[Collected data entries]
※ ※ ※

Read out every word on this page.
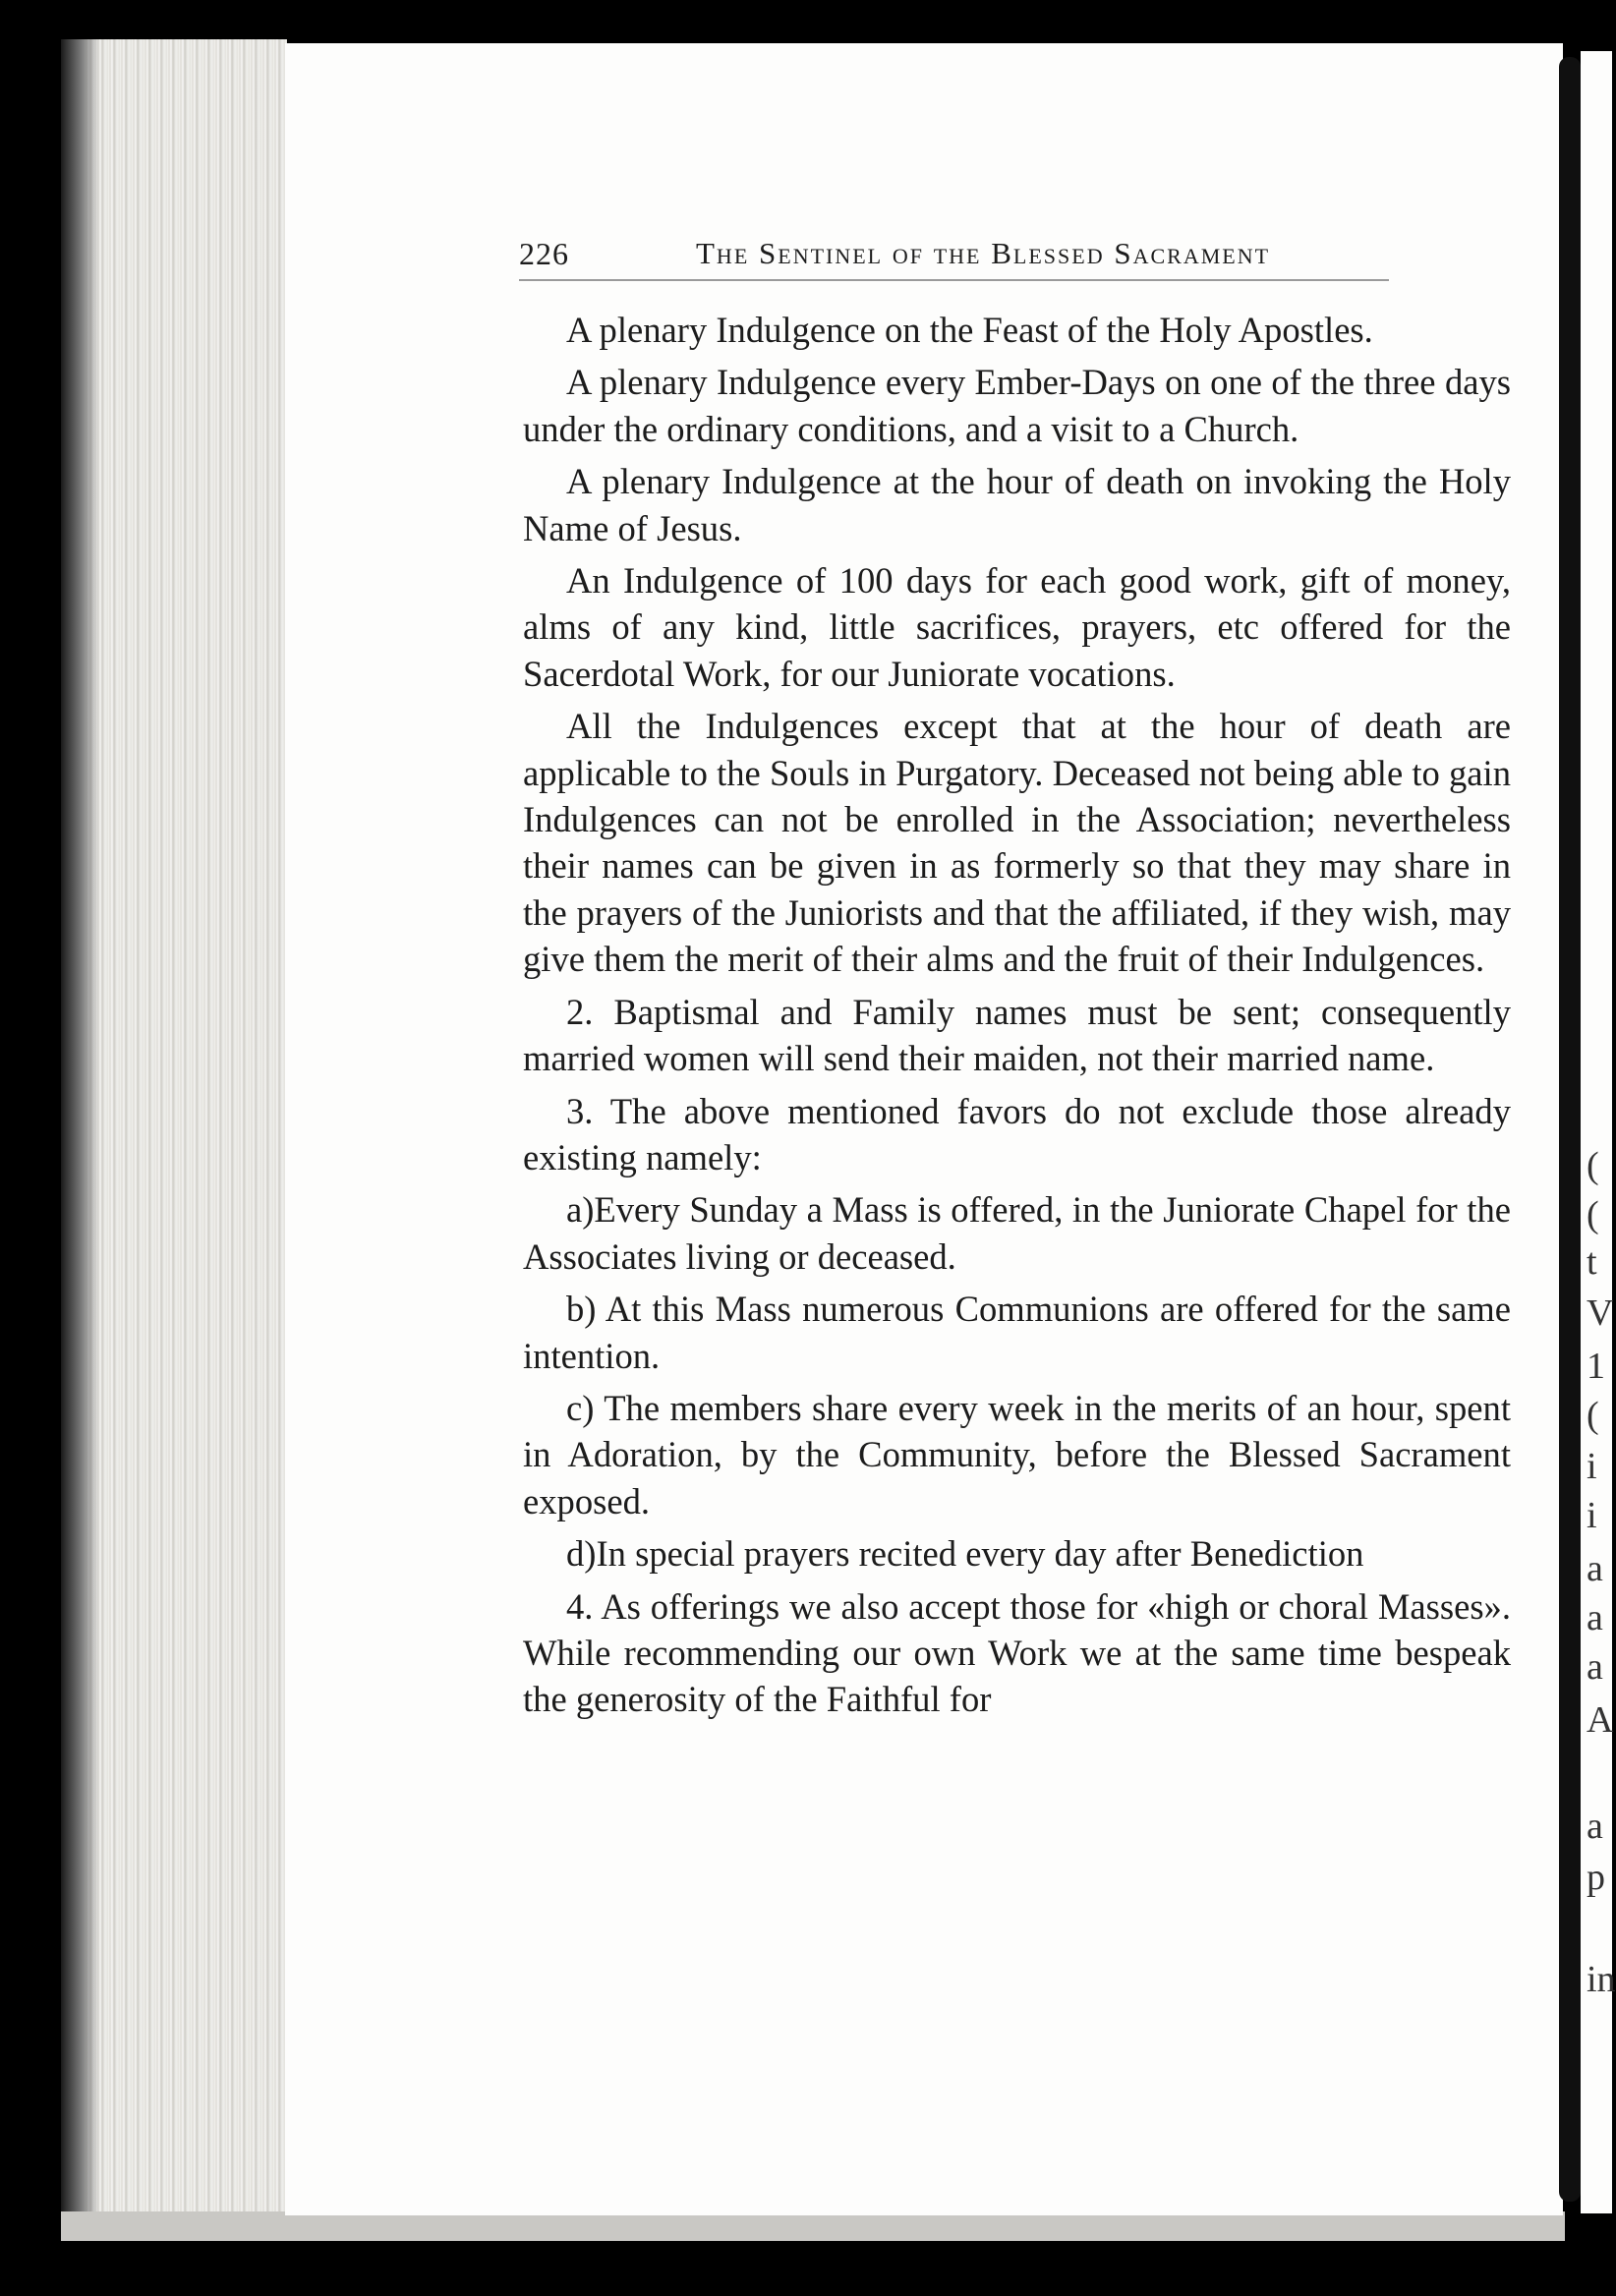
(
(
t
V
1
(
i
i
a
a
a
A
a
p
in
226	The Sentinel of the Blessed Sacrament

A plenary Indulgence on the Feast of the Holy Apostles.

A plenary Indulgence every Ember-Days on one of the three days under the ordinary conditions, and a visit to a Church.

A plenary Indulgence at the hour of death on invoking the Holy Name of Jesus.

An Indulgence of 100 days for each good work, gift of money, alms of any kind, little sacrifices, prayers, etc offered for the Sacerdotal Work, for our Juniorate vocations.

All the Indulgences except that at the hour of death are applicable to the Souls in Purgatory. Deceased not being able to gain Indulgences can not be enrolled in the Association; nevertheless their names can be given in as formerly so that they may share in the prayers of the Juniorists and that the affiliated, if they wish, may give them the merit of their alms and the fruit of their Indulgences.

2. Baptismal and Family names must be sent; consequently married women will send their maiden, not their married name.

3. The above mentioned favors do not exclude those already existing namely:

a)Every Sunday a Mass is offered, in the Juniorate Chapel for the Associates living or deceased.

b) At this Mass numerous Communions are offered for the same intention.

c) The members share every week in the merits of an hour, spent in Adoration, by the Community, before the Blessed Sacrament exposed.

d)In special prayers recited every day after Benediction

4. As offerings we also accept those for «high or choral Masses». While recommending our own Work we at the same time bespeak the generosity of the Faithful for
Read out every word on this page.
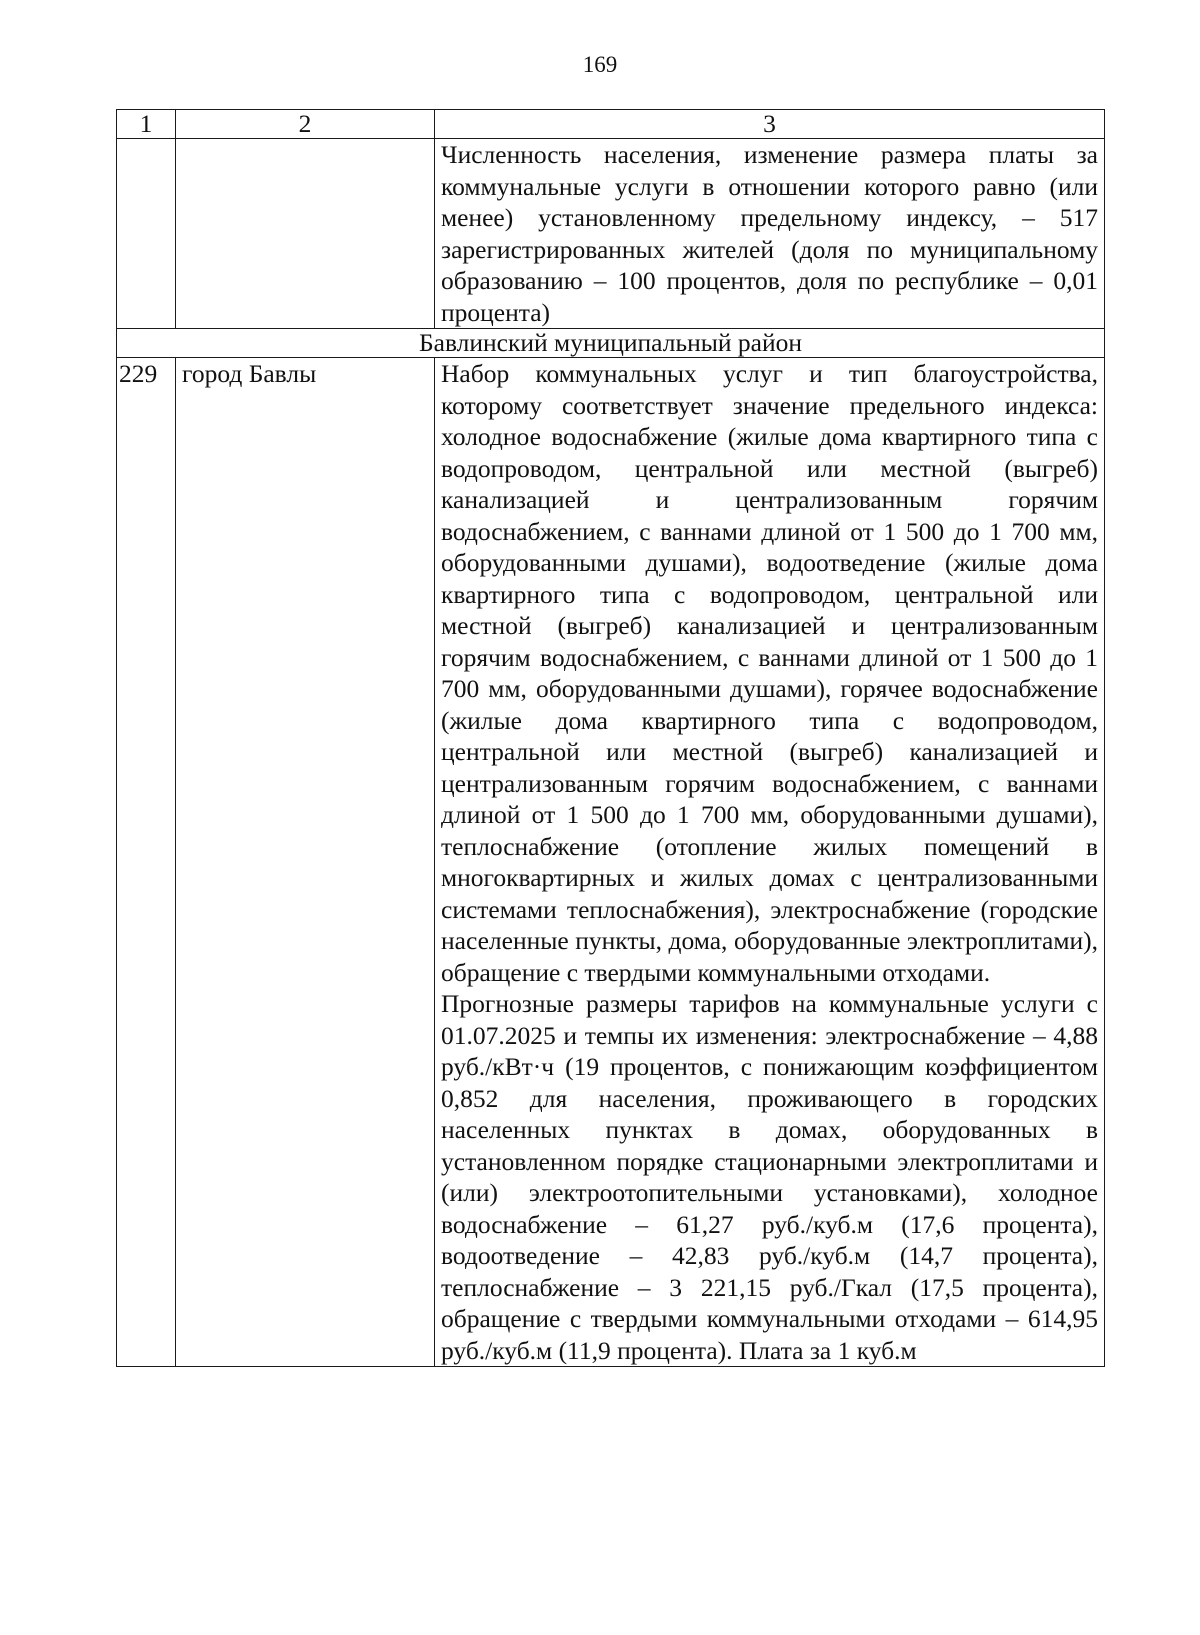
169
1	2	3

		Численность населения, изменение размера платы за коммунальные услуги в отношении которого равно (или менее) установленному предельному индексу, – 517 зарегистрированных жителей (доля по муниципальному образованию – 100 процентов, доля по республике – 0,01 процента)

Бавлинский муниципальный район		
229	город Бавлы	Набор коммунальных услуг и тип благоустройства, которому соответствует значение предельного индекса: холодное водоснабжение (жилые дома квартирного типа с водопроводом, центральной или местной (выгреб) канализацией и централизованным горячим водоснабжением, с ваннами длиной от 1 500 до 1 700 мм, оборудованными душами), водоотведение (жилые дома квартирного типа с водопроводом, центральной или местной (выгреб) канализацией и централизованным горячим водоснабжением, с ваннами длиной от 1 500 до 1 700 мм, оборудованными душами), горячее водоснабжение (жилые дома квартирного типа с водопроводом, центральной или местной (выгреб) канализацией и централизованным горячим водоснабжением, с ваннами длиной от 1 500 до 1 700 мм, оборудованными душами), теплоснабжение (отопление жилых помещений в многоквартирных и жилых домах с централизованными системами теплоснабжения), электроснабжение (городские населенные пункты, дома, оборудованные электроплитами), обращение с твердыми коммунальными отходами.

Прогнозные размеры тарифов на коммунальные услуги с 01.07.2025 и темпы их изменения: электроснабжение – 4,88 руб./кВт·ч (19 процентов, с понижающим коэффициентом 0,852 для населения, проживающего в городских населенных пунктах в домах, оборудованных в установленном порядке стационарными электроплитами и (или) электроотопительными установками), холодное водоснабжение – 61,27 руб./куб.м (17,6 процента), водоотведение – 42,83 руб./куб.м (14,7 процента), теплоснабжение – 3 221,15 руб./Гкал (17,5 процента), обращение с твердыми коммунальными отходами – 614,95 руб./куб.м (11,9 процента). Плата за 1 куб.м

※ ※ ※

● **REQUEST**
The word "days" may appear on some lines of these records; state how many such lines there are, and nothing else.

● **THE OUTPUT**
2